Recorded data:
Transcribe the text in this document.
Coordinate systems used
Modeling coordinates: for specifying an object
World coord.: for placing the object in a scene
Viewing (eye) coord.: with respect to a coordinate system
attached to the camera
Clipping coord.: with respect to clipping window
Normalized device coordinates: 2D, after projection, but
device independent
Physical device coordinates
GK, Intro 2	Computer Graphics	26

What the task asks: Take the material above and return all of it exactly.

The response:
Transcribe the text in this document.
Coordinate systems used
Modeling coordinates: for specifying an object
World coord.: for placing the object in a scene
Viewing (eye) coord.: with respect to a coordinate system
attached to the camera
Clipping coord.: with respect to clipping window
Normalized device coordinates: 2D, after projection, but
device independent
Physical device coordinates
GK, Intro 2	Computer Graphics	26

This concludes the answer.